__抜粋本文__:
--

またこの法律の解釈をあやまらないようにするのは,(良心的兵役拒否者を二回も徴集した)内務大臣の責任でもあり,(彼らを二回起訴した)法務大臣の責任でもあるのではないのか,と弁護人は問いかけています。
人権の尊重
人権尊重の要求は世界的に高まってきている事が,法廷で強調されました。それは世界的な大論争になっています。その事に照らして見る時,デンマークのような国もスウェーデン,オランダ,ドイツ連邦共和国のように良心的兵役拒否者に関して人権保護の原則を守るべきではありませんか。
エホバの証人に対する誤った取扱いは人権にかかわる問題であることが認められています。例えば,コペンハーゲン大学のエリク・シスビイ教授は次のように述べました。「兵役拒否者,とくにエホバの証人のメンバーであって良心に基づき,兵役を拒否する人々の取扱いは,現に世界的な研究と討論の課題である」。
シスビイ教授によれば,デンマーク最高裁判所で係争中のこの事件は「世界の注目を集めるであろう。その判決はなかんずく公権および政治的権利に関する国際規約に関連して解釈の根拠を与える意義深いものとなろう」とのことです。
デンマークにおける良心的兵役拒否者の扱い方は,他の国々の前に明らかとなり,公権および政治的権利に関する規約に署名した国々でさえ,自国の良心的兵役拒否者を扱う際の先例としてデンマークの判決を見るようになるでしょう。しかもそれはきわめて悪い前例です。
なぜ二度も罰せられたか
しかしデンマークのエホバの証人が,同一の違反に対して二度も罰せられたのはなぜですか。
この事についてエホバの証人の弁護人は最高裁の法廷で,ひとつの考えを次のように述べました。「宗教的信念を動機とする兵役拒否者が何回も罰せられるのは,思うに,宗教的信念の強さ,真剣さ,耐久力について当局の側に疑いがあるためです。兵役拒否に対する刑期を終えたエホバの証人のメンバーを再び徴集し,新たな刑罰でおどすのは,刑に服している間に考えを変えたり,そうでなければ罰を再び受けることを恐れて信念を捨て,あるいは信念に反する行動をすることもあろうと期待するからです」。

--

__作業内容__:
(1) 抜粋本文によれば、エリク・シスビイ教授はどこの大学の教授か。
(2) 抜粋本文から「シスビイ教授によれば,デンマ」から「あろうと期待するからです」。」までを、両端の語句も含めてそのまま抜き出す。

--

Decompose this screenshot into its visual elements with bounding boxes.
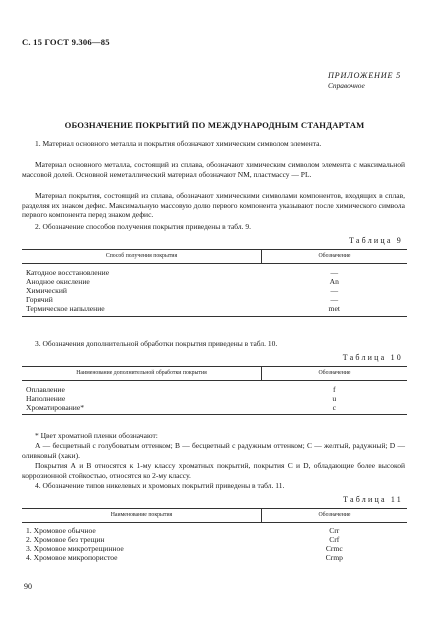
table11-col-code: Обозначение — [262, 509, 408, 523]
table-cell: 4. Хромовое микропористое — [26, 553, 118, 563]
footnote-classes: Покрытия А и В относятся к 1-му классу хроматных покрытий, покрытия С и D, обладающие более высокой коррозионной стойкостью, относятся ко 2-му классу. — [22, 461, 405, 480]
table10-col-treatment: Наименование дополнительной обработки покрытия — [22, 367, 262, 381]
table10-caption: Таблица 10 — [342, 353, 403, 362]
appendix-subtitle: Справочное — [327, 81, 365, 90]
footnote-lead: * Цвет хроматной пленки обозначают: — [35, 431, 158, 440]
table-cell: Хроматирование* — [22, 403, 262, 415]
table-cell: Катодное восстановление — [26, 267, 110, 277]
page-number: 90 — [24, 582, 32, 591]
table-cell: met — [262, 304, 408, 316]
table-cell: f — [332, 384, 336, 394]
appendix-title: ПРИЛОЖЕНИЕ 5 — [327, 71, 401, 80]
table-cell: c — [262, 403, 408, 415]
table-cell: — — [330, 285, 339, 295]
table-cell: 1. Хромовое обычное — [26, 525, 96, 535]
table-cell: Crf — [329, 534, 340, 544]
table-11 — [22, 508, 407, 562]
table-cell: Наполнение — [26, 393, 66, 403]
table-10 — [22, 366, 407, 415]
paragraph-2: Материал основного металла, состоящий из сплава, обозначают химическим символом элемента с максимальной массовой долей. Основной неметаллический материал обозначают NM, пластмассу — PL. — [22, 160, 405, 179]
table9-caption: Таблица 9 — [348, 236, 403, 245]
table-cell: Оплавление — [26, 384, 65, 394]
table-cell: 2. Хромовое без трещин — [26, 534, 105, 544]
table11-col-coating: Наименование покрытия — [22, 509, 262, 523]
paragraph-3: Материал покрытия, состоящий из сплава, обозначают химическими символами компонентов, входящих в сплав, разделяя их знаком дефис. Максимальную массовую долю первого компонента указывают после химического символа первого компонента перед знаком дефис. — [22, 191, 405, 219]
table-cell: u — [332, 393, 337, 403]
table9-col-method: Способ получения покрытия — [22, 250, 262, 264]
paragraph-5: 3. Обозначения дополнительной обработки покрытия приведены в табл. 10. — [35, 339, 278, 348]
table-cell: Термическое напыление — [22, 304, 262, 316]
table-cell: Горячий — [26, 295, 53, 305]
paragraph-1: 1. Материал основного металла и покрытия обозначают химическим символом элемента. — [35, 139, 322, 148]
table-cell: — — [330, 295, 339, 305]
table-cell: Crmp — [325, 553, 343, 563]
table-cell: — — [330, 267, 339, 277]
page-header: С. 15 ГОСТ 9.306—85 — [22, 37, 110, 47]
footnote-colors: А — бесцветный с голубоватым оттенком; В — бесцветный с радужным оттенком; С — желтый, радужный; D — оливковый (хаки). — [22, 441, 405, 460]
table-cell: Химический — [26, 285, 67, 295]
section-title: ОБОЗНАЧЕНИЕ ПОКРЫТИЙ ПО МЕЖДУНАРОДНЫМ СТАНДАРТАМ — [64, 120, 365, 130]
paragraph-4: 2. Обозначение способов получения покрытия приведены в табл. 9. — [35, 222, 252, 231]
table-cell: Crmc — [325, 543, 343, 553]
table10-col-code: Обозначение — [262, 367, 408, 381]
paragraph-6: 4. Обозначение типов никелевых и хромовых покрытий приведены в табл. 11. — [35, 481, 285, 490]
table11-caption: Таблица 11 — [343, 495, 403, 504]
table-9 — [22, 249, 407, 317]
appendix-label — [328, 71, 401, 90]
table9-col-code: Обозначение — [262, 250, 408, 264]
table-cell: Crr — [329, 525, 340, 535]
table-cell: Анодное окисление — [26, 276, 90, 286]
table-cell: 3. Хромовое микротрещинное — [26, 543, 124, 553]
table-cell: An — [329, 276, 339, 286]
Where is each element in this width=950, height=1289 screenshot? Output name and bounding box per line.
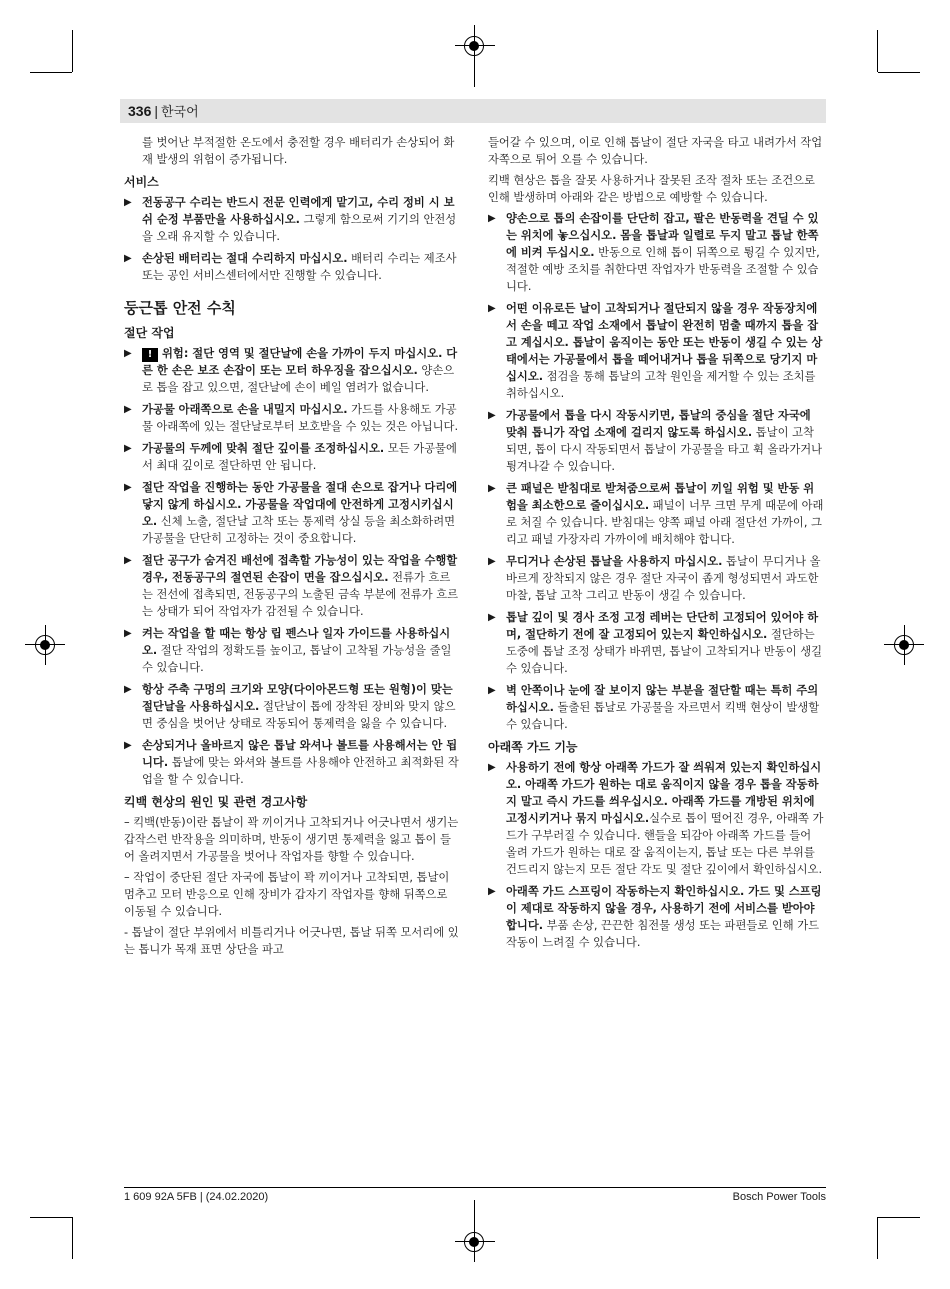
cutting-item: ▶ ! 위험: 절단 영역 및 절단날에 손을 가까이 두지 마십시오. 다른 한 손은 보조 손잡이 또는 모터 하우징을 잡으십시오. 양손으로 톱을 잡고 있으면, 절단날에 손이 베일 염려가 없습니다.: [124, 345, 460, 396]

--

__各課題の解答__:
(1) コペンハーゲン大学

(2)
シスビイ教授によれば,デンマーク最高裁判所で係争中のこの事件は「世界の注目を集めるであろう。その判決はなかんずく公権および政治的権利に関する国際規約に関連して解釈の根拠を与える意義深いものとなろう」とのことです。
デンマークにおける良心的兵役拒否者の扱い方は,他の国々の前に明らかとなり,公権および政治的権利に関する規約に署名した国々でさえ,自国の良心的兵役拒否者を扱う際の先例としてデンマークの判決を見るようになるでしょう。しかもそれはきわめて悪い前例です。
なぜ二度も罰せられたか
しかしデンマークのエホバの証人が,同一の違反に対して二度も罰せられたのはなぜですか。
この事についてエホバの証人の弁護人は最高裁の法廷で,ひとつの考えを次のように述べました。「宗教的信念を動機とする兵役拒否者が何回も罰せられるのは,思うに,宗教的信念の強さ,真剣さ,耐久力について当局の側に疑いがあるためです。兵役拒否に対する刑期を終えたエホバの証人のメンバーを再び徴集し,新たな刑罰でおどすのは,刑に服している間に考えを変えたり,そうでなければ罰を再び受けることを恐れて信念を捨て,あるいは信念に反する行動をすることもあろうと期待するからです」。